Data entries:
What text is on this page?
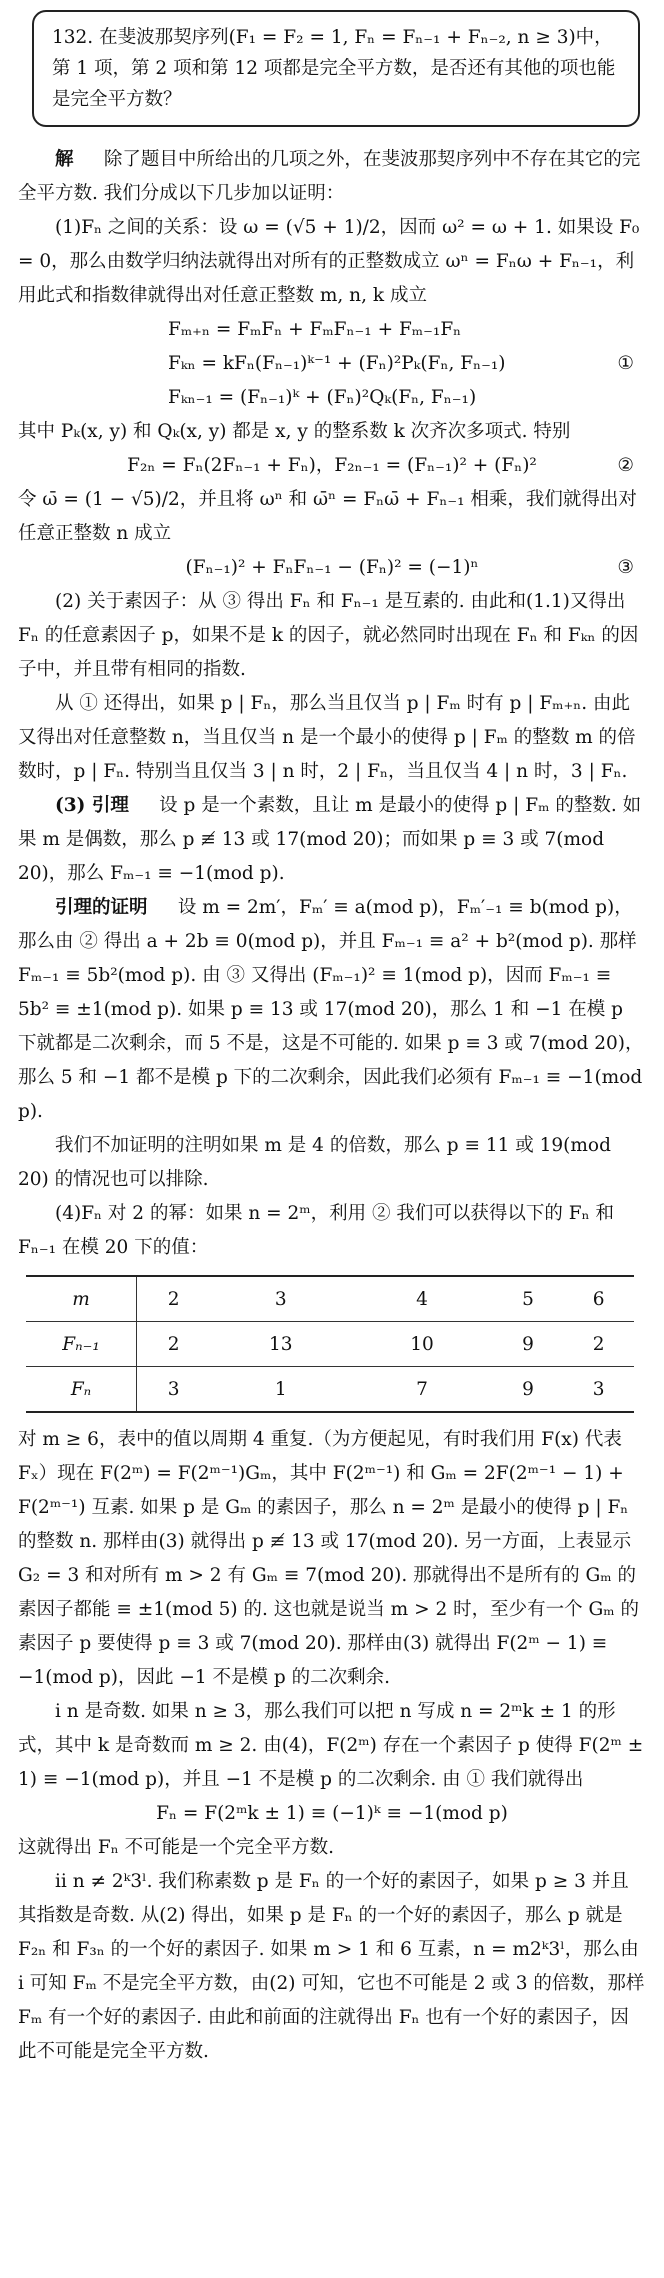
132. 在斐波那契序列(F₁ = F₂ = 1, Fₙ = Fₙ₋₁ + Fₙ₋₂, n ≥ 3)中，第 1 项，第 2 项和第 12 项都是完全平方数，是否还有其他的项也能是完全平方数？

解 　 除了题目中所给出的几项之外，在斐波那契序列中不存在其它的完全平方数. 我们分成以下几步加以证明：

(1)Fₙ 之间的关系：设 ω = (√5 + 1)/2，因而 ω² = ω + 1. 如果设 F₀ = 0，那么由数学归纳法就得出对所有的正整数成立 ωⁿ = Fₙω + Fₙ₋₁，利用此式和指数律就得出对任意正整数 m, n, k 成立

Fₘ₊ₙ = FₘFₙ + FₘFₙ₋₁ + Fₘ₋₁Fₙ
Fₖₙ = kFₙ(Fₙ₋₁)ᵏ⁻¹ + (Fₙ)²Pₖ(Fₙ, Fₙ₋₁)	①
Fₖₙ₋₁ = (Fₙ₋₁)ᵏ + (Fₙ)²Qₖ(Fₙ, Fₙ₋₁)

其中 Pₖ(x, y) 和 Qₖ(x, y) 都是 x, y 的整系数 k 次齐次多项式. 特别

F₂ₙ = Fₙ(2Fₙ₋₁ + Fₙ)，F₂ₙ₋₁ = (Fₙ₋₁)² + (Fₙ)²	②

令 ω̄ = (1 − √5)/2，并且将 ωⁿ 和 ω̄ⁿ = Fₙω̄ + Fₙ₋₁ 相乘，我们就得出对任意正整数 n 成立

(Fₙ₋₁)² + FₙFₙ₋₁ − (Fₙ)² = (−1)ⁿ	③

(2) 关于素因子：从 ③ 得出 Fₙ 和 Fₙ₋₁ 是互素的. 由此和(1.1)又得出 Fₙ 的任意素因子 p，如果不是 k 的因子，就必然同时出现在 Fₙ 和 Fₖₙ 的因子中，并且带有相同的指数.

从 ① 还得出，如果 p | Fₙ，那么当且仅当 p | Fₘ 时有 p | Fₘ₊ₙ. 由此又得出对任意整数 n，当且仅当 n 是一个最小的使得 p | Fₘ 的整数 m 的倍数时，p | Fₙ. 特别当且仅当 3 | n 时，2 | Fₙ，当且仅当 4 | n 时，3 | Fₙ.

(3) 引理 　 设 p 是一个素数，且让 m 是最小的使得 p | Fₘ 的整数. 如果 m 是偶数，那么 p ≢ 13 或 17(mod 20)；而如果 p ≡ 3 或 7(mod 20)，那么 Fₘ₋₁ ≡ −1(mod p).

引理的证明 　 设 m = 2m′，Fₘ′ ≡ a(mod p)，Fₘ′₋₁ ≡ b(mod p)，那么由 ② 得出 a + 2b ≡ 0(mod p)，并且 Fₘ₋₁ ≡ a² + b²(mod p). 那样 Fₘ₋₁ ≡ 5b²(mod p). 由 ③ 又得出 (Fₘ₋₁)² ≡ 1(mod p)，因而 Fₘ₋₁ ≡ 5b² ≡ ±1(mod p). 如果 p ≡ 13 或 17(mod 20)，那么 1 和 −1 在模 p 下就都是二次剩余，而 5 不是，这是不可能的. 如果 p ≡ 3 或 7(mod 20)，那么 5 和 −1 都不是模 p 下的二次剩余，因此我们必须有 Fₘ₋₁ ≡ −1(mod p).

我们不加证明的注明如果 m 是 4 的倍数，那么 p ≡ 11 或 19(mod 20) 的情况也可以排除.

(4)Fₙ 对 2 的幂：如果 n = 2ᵐ，利用 ② 我们可以获得以下的 Fₙ 和 Fₙ₋₁ 在模 20 下的值：

m	2	3	4	5	6
Fₙ₋₁	2	13	10	9	2
Fₙ	3	1	7	9	3

对 m ≥ 6，表中的值以周期 4 重复.（为方便起见，有时我们用 F(x) 代表 Fₓ）现在 F(2ᵐ) = F(2ᵐ⁻¹)Gₘ，其中 F(2ᵐ⁻¹) 和 Gₘ = 2F(2ᵐ⁻¹ − 1) + F(2ᵐ⁻¹) 互素. 如果 p 是 Gₘ 的素因子，那么 n = 2ᵐ 是最小的使得 p | Fₙ 的整数 n. 那样由(3) 就得出 p ≢ 13 或 17(mod 20). 另一方面，上表显示 G₂ = 3 和对所有 m > 2 有 Gₘ ≡ 7(mod 20). 那就得出不是所有的 Gₘ 的素因子都能 ≡ ±1(mod 5) 的. 这也就是说当 m > 2 时，至少有一个 Gₘ 的素因子 p 要使得 p ≡ 3 或 7(mod 20). 那样由(3) 就得出 F(2ᵐ − 1) ≡ −1(mod p)，因此 −1 不是模 p 的二次剩余.

ⅰ n 是奇数. 如果 n ≥ 3，那么我们可以把 n 写成 n = 2ᵐk ± 1 的形式，其中 k 是奇数而 m ≥ 2. 由(4)，F(2ᵐ) 存在一个素因子 p 使得 F(2ᵐ ± 1) ≡ −1(mod p)，并且 −1 不是模 p 的二次剩余. 由 ① 我们就得出

Fₙ = F(2ᵐk ± 1) ≡ (−1)ᵏ ≡ −1(mod p)

这就得出 Fₙ 不可能是一个完全平方数.

ⅱ n ≠ 2ᵏ3ˡ. 我们称素数 p 是 Fₙ 的一个好的素因子，如果 p ≥ 3 并且其指数是奇数. 从(2) 得出，如果 p 是 Fₙ 的一个好的素因子，那么 p 就是 F₂ₙ 和 F₃ₙ 的一个好的素因子. 如果 m > 1 和 6 互素，n = m2ᵏ3ˡ，那么由 ⅰ 可知 Fₘ 不是完全平方数，由(2) 可知，它也不可能是 2 或 3 的倍数，那样 Fₘ 有一个好的素因子. 由此和前面的注就得出 Fₙ 也有一个好的素因子，因此不可能是完全平方数.
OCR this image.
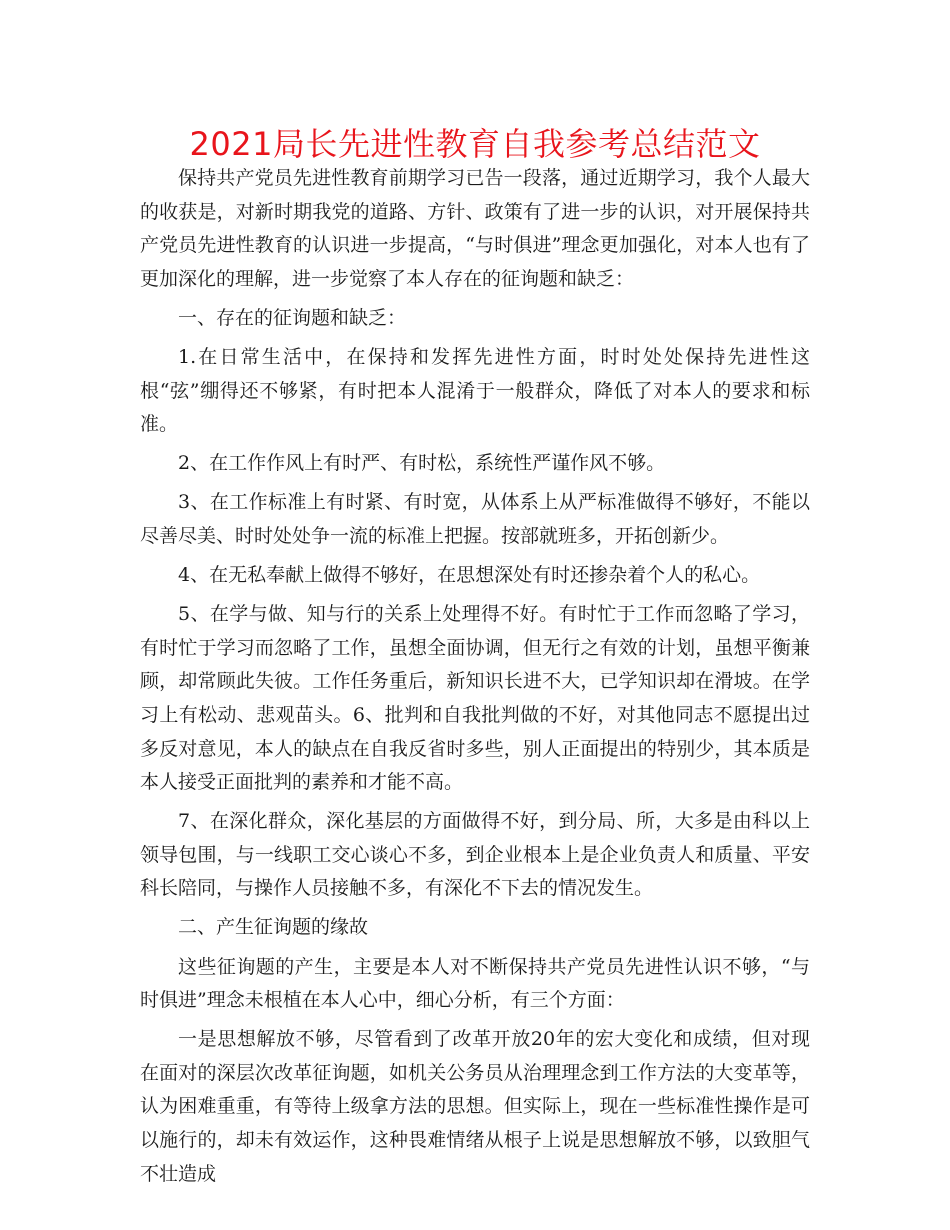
2021局长先进性教育自我参考总结范文

保持共产党员先进性教育前期学习已告一段落，通过近期学习，我个人最大的收获是，对新时期我党的道路、方针、政策有了进一步的认识，对开展保持共产党员先进性教育的认识进一步提高，“与时俱进”理念更加强化，对本人也有了更加深化的理解，进一步觉察了本人存在的征询题和缺乏：

一、存在的征询题和缺乏：

1.在日常生活中，在保持和发挥先进性方面，时时处处保持先进性这根“弦”绷得还不够紧，有时把本人混淆于一般群众，降低了对本人的要求和标准。

2、在工作作风上有时严、有时松，系统性严谨作风不够。

3、在工作标准上有时紧、有时宽，从体系上从严标准做得不够好，不能以尽善尽美、时时处处争一流的标准上把握。按部就班多，开拓创新少。

4、在无私奉献上做得不够好，在思想深处有时还掺杂着个人的私心。

5、在学与做、知与行的关系上处理得不好。有时忙于工作而忽略了学习，有时忙于学习而忽略了工作，虽想全面协调，但无行之有效的计划，虽想平衡兼顾，却常顾此失彼。工作任务重后，新知识长进不大，已学知识却在滑坡。在学习上有松动、悲观苗头。6、批判和自我批判做的不好，对其他同志不愿提出过多反对意见，本人的缺点在自我反省时多些，别人正面提出的特别少，其本质是本人接受正面批判的素养和才能不高。

7、在深化群众，深化基层的方面做得不好，到分局、所，大多是由科以上领导包围，与一线职工交心谈心不多，到企业根本上是企业负责人和质量、平安科长陪同，与操作人员接触不多，有深化不下去的情况发生。

二、产生征询题的缘故

这些征询题的产生，主要是本人对不断保持共产党员先进性认识不够，“与时俱进”理念未根植在本人心中，细心分析，有三个方面：

一是思想解放不够，尽管看到了改革开放20年的宏大变化和成绩，但对现在面对的深层次改革征询题，如机关公务员从治理理念到工作方法的大变革等，认为困难重重，有等待上级拿方法的思想。但实际上，现在一些标准性操作是可以施行的，却未有效运作，这种畏难情绪从根子上说是思想解放不够，以致胆气不壮造成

WHAT THE TASK ASKS: Transcribe every line from the records above without alteration, and leave out the images.

FINISHED EXERCISE:
What text is on this page?
132. 在斐波那契序列(F₁ = F₂ = 1, Fₙ = Fₙ₋₁ + Fₙ₋₂, n ≥ 3)中，第 1 项，第 2 项和第 12 项都是完全平方数，是否还有其他的项也能是完全平方数？

解 　 除了题目中所给出的几项之外，在斐波那契序列中不存在其它的完全平方数. 我们分成以下几步加以证明：

(1)Fₙ 之间的关系：设 ω = (√5 + 1)/2，因而 ω² = ω + 1. 如果设 F₀ = 0，那么由数学归纳法就得出对所有的正整数成立 ωⁿ = Fₙω + Fₙ₋₁，利用此式和指数律就得出对任意正整数 m, n, k 成立

Fₘ₊ₙ = FₘFₙ + FₘFₙ₋₁ + Fₘ₋₁Fₙ
Fₖₙ = kFₙ(Fₙ₋₁)ᵏ⁻¹ + (Fₙ)²Pₖ(Fₙ, Fₙ₋₁)	①
Fₖₙ₋₁ = (Fₙ₋₁)ᵏ + (Fₙ)²Qₖ(Fₙ, Fₙ₋₁)

其中 Pₖ(x, y) 和 Qₖ(x, y) 都是 x, y 的整系数 k 次齐次多项式. 特别

F₂ₙ = Fₙ(2Fₙ₋₁ + Fₙ)，F₂ₙ₋₁ = (Fₙ₋₁)² + (Fₙ)²	②

令 ω̄ = (1 − √5)/2，并且将 ωⁿ 和 ω̄ⁿ = Fₙω̄ + Fₙ₋₁ 相乘，我们就得出对任意正整数 n 成立

(Fₙ₋₁)² + FₙFₙ₋₁ − (Fₙ)² = (−1)ⁿ	③

(2) 关于素因子：从 ③ 得出 Fₙ 和 Fₙ₋₁ 是互素的. 由此和(1.1)又得出 Fₙ 的任意素因子 p，如果不是 k 的因子，就必然同时出现在 Fₙ 和 Fₖₙ 的因子中，并且带有相同的指数.

从 ① 还得出，如果 p | Fₙ，那么当且仅当 p | Fₘ 时有 p | Fₘ₊ₙ. 由此又得出对任意整数 n，当且仅当 n 是一个最小的使得 p | Fₘ 的整数 m 的倍数时，p | Fₙ. 特别当且仅当 3 | n 时，2 | Fₙ，当且仅当 4 | n 时，3 | Fₙ.

(3) 引理 　 设 p 是一个素数，且让 m 是最小的使得 p | Fₘ 的整数. 如果 m 是偶数，那么 p ≢ 13 或 17(mod 20)；而如果 p ≡ 3 或 7(mod 20)，那么 Fₘ₋₁ ≡ −1(mod p).

引理的证明 　 设 m = 2m′，Fₘ′ ≡ a(mod p)，Fₘ′₋₁ ≡ b(mod p)，那么由 ② 得出 a + 2b ≡ 0(mod p)，并且 Fₘ₋₁ ≡ a² + b²(mod p). 那样 Fₘ₋₁ ≡ 5b²(mod p). 由 ③ 又得出 (Fₘ₋₁)² ≡ 1(mod p)，因而 Fₘ₋₁ ≡ 5b² ≡ ±1(mod p). 如果 p ≡ 13 或 17(mod 20)，那么 1 和 −1 在模 p 下就都是二次剩余，而 5 不是，这是不可能的. 如果 p ≡ 3 或 7(mod 20)，那么 5 和 −1 都不是模 p 下的二次剩余，因此我们必须有 Fₘ₋₁ ≡ −1(mod p).

我们不加证明的注明如果 m 是 4 的倍数，那么 p ≡ 11 或 19(mod 20) 的情况也可以排除.

(4)Fₙ 对 2 的幂：如果 n = 2ᵐ，利用 ② 我们可以获得以下的 Fₙ 和 Fₙ₋₁ 在模 20 下的值：

m	2	3	4	5	6
Fₙ₋₁	2	13	10	9	2
Fₙ	3	1	7	9	3

对 m ≥ 6，表中的值以周期 4 重复.（为方便起见，有时我们用 F(x) 代表 Fₓ）现在 F(2ᵐ) = F(2ᵐ⁻¹)Gₘ，其中 F(2ᵐ⁻¹) 和 Gₘ = 2F(2ᵐ⁻¹ − 1) + F(2ᵐ⁻¹) 互素. 如果 p 是 Gₘ 的素因子，那么 n = 2ᵐ 是最小的使得 p | Fₙ 的整数 n. 那样由(3) 就得出 p ≢ 13 或 17(mod 20). 另一方面，上表显示 G₂ = 3 和对所有 m > 2 有 Gₘ ≡ 7(mod 20). 那就得出不是所有的 Gₘ 的素因子都能 ≡ ±1(mod 5) 的. 这也就是说当 m > 2 时，至少有一个 Gₘ 的素因子 p 要使得 p ≡ 3 或 7(mod 20). 那样由(3) 就得出 F(2ᵐ − 1) ≡ −1(mod p)，因此 −1 不是模 p 的二次剩余.

ⅰ n 是奇数. 如果 n ≥ 3，那么我们可以把 n 写成 n = 2ᵐk ± 1 的形式，其中 k 是奇数而 m ≥ 2. 由(4)，F(2ᵐ) 存在一个素因子 p 使得 F(2ᵐ ± 1) ≡ −1(mod p)，并且 −1 不是模 p 的二次剩余. 由 ① 我们就得出

Fₙ = F(2ᵐk ± 1) ≡ (−1)ᵏ ≡ −1(mod p)

这就得出 Fₙ 不可能是一个完全平方数.

ⅱ n ≠ 2ᵏ3ˡ. 我们称素数 p 是 Fₙ 的一个好的素因子，如果 p ≥ 3 并且其指数是奇数. 从(2) 得出，如果 p 是 Fₙ 的一个好的素因子，那么 p 就是 F₂ₙ 和 F₃ₙ 的一个好的素因子. 如果 m > 1 和 6 互素，n = m2ᵏ3ˡ，那么由 ⅰ 可知 Fₘ 不是完全平方数，由(2) 可知，它也不可能是 2 或 3 的倍数，那样 Fₘ 有一个好的素因子. 由此和前面的注就得出 Fₙ 也有一个好的素因子，因此不可能是完全平方数.
OCR this image.
2021局长先进性教育自我参考总结范文

保持共产党员先进性教育前期学习已告一段落，通过近期学习，我个人最大的收获是，对新时期我党的道路、方针、政策有了进一步的认识，对开展保持共产党员先进性教育的认识进一步提高，“与时俱进”理念更加强化，对本人也有了更加深化的理解，进一步觉察了本人存在的征询题和缺乏：

一、存在的征询题和缺乏：

1.在日常生活中，在保持和发挥先进性方面，时时处处保持先进性这根“弦”绷得还不够紧，有时把本人混淆于一般群众，降低了对本人的要求和标准。

2、在工作作风上有时严、有时松，系统性严谨作风不够。

3、在工作标准上有时紧、有时宽，从体系上从严标准做得不够好，不能以尽善尽美、时时处处争一流的标准上把握。按部就班多，开拓创新少。

4、在无私奉献上做得不够好，在思想深处有时还掺杂着个人的私心。

5、在学与做、知与行的关系上处理得不好。有时忙于工作而忽略了学习，有时忙于学习而忽略了工作，虽想全面协调，但无行之有效的计划，虽想平衡兼顾，却常顾此失彼。工作任务重后，新知识长进不大，已学知识却在滑坡。在学习上有松动、悲观苗头。6、批判和自我批判做的不好，对其他同志不愿提出过多反对意见，本人的缺点在自我反省时多些，别人正面提出的特别少，其本质是本人接受正面批判的素养和才能不高。

7、在深化群众，深化基层的方面做得不好，到分局、所，大多是由科以上领导包围，与一线职工交心谈心不多，到企业根本上是企业负责人和质量、平安科长陪同，与操作人员接触不多，有深化不下去的情况发生。

二、产生征询题的缘故

这些征询题的产生，主要是本人对不断保持共产党员先进性认识不够，“与时俱进”理念未根植在本人心中，细心分析，有三个方面：

一是思想解放不够，尽管看到了改革开放20年的宏大变化和成绩，但对现在面对的深层次改革征询题，如机关公务员从治理理念到工作方法的大变革等，认为困难重重，有等待上级拿方法的思想。但实际上，现在一些标准性操作是可以施行的，却未有效运作，这种畏难情绪从根子上说是思想解放不够，以致胆气不壮造成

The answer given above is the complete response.